# Brief:
Return every record exactly as written.
◇ ◇ ◇ ◇ ◇ ◇ ◇
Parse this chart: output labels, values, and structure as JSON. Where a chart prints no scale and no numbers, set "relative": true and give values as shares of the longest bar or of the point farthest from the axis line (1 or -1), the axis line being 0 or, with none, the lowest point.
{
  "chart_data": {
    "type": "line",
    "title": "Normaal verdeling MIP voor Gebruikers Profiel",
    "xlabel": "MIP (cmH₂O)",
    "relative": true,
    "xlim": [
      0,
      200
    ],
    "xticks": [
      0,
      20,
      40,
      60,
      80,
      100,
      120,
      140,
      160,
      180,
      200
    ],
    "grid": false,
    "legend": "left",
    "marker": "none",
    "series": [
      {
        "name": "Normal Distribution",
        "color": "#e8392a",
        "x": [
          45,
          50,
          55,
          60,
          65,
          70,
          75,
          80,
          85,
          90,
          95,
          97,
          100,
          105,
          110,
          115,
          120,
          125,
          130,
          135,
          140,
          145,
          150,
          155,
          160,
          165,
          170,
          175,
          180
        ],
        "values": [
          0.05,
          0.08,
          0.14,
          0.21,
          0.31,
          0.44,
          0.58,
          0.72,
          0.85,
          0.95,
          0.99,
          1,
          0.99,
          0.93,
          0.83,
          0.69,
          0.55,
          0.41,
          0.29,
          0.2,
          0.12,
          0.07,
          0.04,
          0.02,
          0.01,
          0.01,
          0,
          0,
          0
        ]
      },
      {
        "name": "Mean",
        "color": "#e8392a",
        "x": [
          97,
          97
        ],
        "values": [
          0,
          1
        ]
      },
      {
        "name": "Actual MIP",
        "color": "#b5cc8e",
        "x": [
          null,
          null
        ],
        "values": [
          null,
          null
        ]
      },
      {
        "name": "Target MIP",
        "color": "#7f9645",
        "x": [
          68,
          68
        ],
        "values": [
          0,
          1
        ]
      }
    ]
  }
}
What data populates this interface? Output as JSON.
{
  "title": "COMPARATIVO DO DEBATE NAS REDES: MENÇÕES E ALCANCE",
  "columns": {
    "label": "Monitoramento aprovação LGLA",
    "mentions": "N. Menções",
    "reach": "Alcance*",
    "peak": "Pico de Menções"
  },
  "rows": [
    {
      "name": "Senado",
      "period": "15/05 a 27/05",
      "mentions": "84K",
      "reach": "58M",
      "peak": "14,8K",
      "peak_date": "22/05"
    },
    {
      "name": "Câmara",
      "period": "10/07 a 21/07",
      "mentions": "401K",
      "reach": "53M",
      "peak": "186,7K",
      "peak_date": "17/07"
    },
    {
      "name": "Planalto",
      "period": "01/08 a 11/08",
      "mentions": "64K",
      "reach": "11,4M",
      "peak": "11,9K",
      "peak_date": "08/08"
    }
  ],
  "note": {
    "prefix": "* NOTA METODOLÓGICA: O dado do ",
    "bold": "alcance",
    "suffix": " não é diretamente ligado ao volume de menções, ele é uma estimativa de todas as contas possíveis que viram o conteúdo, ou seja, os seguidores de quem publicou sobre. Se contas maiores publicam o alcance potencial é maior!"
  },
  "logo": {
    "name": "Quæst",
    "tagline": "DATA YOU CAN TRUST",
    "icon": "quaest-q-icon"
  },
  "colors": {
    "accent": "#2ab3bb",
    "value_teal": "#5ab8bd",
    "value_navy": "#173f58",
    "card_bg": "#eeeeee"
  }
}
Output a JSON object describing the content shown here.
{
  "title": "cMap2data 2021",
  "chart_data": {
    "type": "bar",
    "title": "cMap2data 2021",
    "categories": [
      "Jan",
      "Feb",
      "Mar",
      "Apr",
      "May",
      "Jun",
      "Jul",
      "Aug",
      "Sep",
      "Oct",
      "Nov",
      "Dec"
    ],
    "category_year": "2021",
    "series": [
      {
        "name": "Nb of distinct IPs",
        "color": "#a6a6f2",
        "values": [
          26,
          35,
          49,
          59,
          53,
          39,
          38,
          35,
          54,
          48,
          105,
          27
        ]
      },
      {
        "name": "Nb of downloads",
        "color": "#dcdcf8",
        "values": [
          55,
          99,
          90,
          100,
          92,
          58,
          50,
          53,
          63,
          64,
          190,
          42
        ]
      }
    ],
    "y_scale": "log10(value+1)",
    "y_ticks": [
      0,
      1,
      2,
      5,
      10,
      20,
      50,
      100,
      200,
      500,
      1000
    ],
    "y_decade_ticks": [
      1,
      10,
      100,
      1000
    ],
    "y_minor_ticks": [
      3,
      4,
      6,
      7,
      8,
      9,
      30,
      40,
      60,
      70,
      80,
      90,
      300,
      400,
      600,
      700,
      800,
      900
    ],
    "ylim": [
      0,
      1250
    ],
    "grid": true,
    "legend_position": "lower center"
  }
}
◇ ◇ ◇ ◇ ◇ ◇ ◇
# Solution to this task:
Parse this chart: output labels, values, and structure as JSON. Where a chart prints no scale and no numbers, set "relative": true and give values as shares of the longest bar or of the point farthest from the axis line (1 or -1), the axis line being 0 or, with none, the lowest point.
{
  "chart_data": {
    "type": "line",
    "title": "Normaal verdeling MIP voor Gebruikers Profiel",
    "xlabel": "MIP (cmH₂O)",
    "relative": true,
    "xlim": [
      0,
      200
    ],
    "xticks": [
      0,
      20,
      40,
      60,
      80,
      100,
      120,
      140,
      160,
      180,
      200
    ],
    "grid": false,
    "legend": "left",
    "marker": "none",
    "series": [
      {
        "name": "Normal Distribution",
        "color": "#e8392a",
        "x": [
          45,
          50,
          55,
          60,
          65,
          70,
          75,
          80,
          85,
          90,
          95,
          97,
          100,
          105,
          110,
          115,
          120,
          125,
          130,
          135,
          140,
          145,
          150,
          155,
          160,
          165,
          170,
          175,
          180
        ],
        "values": [
          0.05,
          0.08,
          0.14,
          0.21,
          0.31,
          0.44,
          0.58,
          0.72,
          0.85,
          0.95,
          0.99,
          1,
          0.99,
          0.93,
          0.83,
          0.69,
          0.55,
          0.41,
          0.29,
          0.2,
          0.12,
          0.07,
          0.04,
          0.02,
          0.01,
          0.01,
          0,
          0,
          0
        ]
      },
      {
        "name": "Mean",
        "color": "#e8392a",
        "x": [
          97,
          97
        ],
        "values": [
          0,
          1
        ]
      },
      {
        "name": "Actual MIP",
        "color": "#b5cc8e",
        "x": [
          null,
          null
        ],
        "values": [
          null,
          null
        ]
      },
      {
        "name": "Target MIP",
        "color": "#7f9645",
        "x": [
          68,
          68
        ],
        "values": [
          0,
          1
        ]
      }
    ]
  }
}
What data populates this interface? Output as JSON.
{
  "title": "COMPARATIVO DO DEBATE NAS REDES: MENÇÕES E ALCANCE",
  "columns": {
    "label": "Monitoramento aprovação LGLA",
    "mentions": "N. Menções",
    "reach": "Alcance*",
    "peak": "Pico de Menções"
  },
  "rows": [
    {
      "name": "Senado",
      "period": "15/05 a 27/05",
      "mentions": "84K",
      "reach": "58M",
      "peak": "14,8K",
      "peak_date": "22/05"
    },
    {
      "name": "Câmara",
      "period": "10/07 a 21/07",
      "mentions": "401K",
      "reach": "53M",
      "peak": "186,7K",
      "peak_date": "17/07"
    },
    {
      "name": "Planalto",
      "period": "01/08 a 11/08",
      "mentions": "64K",
      "reach": "11,4M",
      "peak": "11,9K",
      "peak_date": "08/08"
    }
  ],
  "note": {
    "prefix": "* NOTA METODOLÓGICA: O dado do ",
    "bold": "alcance",
    "suffix": " não é diretamente ligado ao volume de menções, ele é uma estimativa de todas as contas possíveis que viram o conteúdo, ou seja, os seguidores de quem publicou sobre. Se contas maiores publicam o alcance potencial é maior!"
  },
  "logo": {
    "name": "Quæst",
    "tagline": "DATA YOU CAN TRUST",
    "icon": "quaest-q-icon"
  },
  "colors": {
    "accent": "#2ab3bb",
    "value_teal": "#5ab8bd",
    "value_navy": "#173f58",
    "card_bg": "#eeeeee"
  }
}
Output a JSON object describing the content shown here.
{
  "title": "cMap2data 2021",
  "chart_data": {
    "type": "bar",
    "title": "cMap2data 2021",
    "categories": [
      "Jan",
      "Feb",
      "Mar",
      "Apr",
      "May",
      "Jun",
      "Jul",
      "Aug",
      "Sep",
      "Oct",
      "Nov",
      "Dec"
    ],
    "category_year": "2021",
    "series": [
      {
        "name": "Nb of distinct IPs",
        "color": "#a6a6f2",
        "values": [
          26,
          35,
          49,
          59,
          53,
          39,
          38,
          35,
          54,
          48,
          105,
          27
        ]
      },
      {
        "name": "Nb of downloads",
        "color": "#dcdcf8",
        "values": [
          55,
          99,
          90,
          100,
          92,
          58,
          50,
          53,
          63,
          64,
          190,
          42
        ]
      }
    ],
    "y_scale": "log10(value+1)",
    "y_ticks": [
      0,
      1,
      2,
      5,
      10,
      20,
      50,
      100,
      200,
      500,
      1000
    ],
    "y_decade_ticks": [
      1,
      10,
      100,
      1000
    ],
    "y_minor_ticks": [
      3,
      4,
      6,
      7,
      8,
      9,
      30,
      40,
      60,
      70,
      80,
      90,
      300,
      400,
      600,
      700,
      800,
      900
    ],
    "ylim": [
      0,
      1250
    ],
    "grid": true,
    "legend_position": "lower center"
  }
}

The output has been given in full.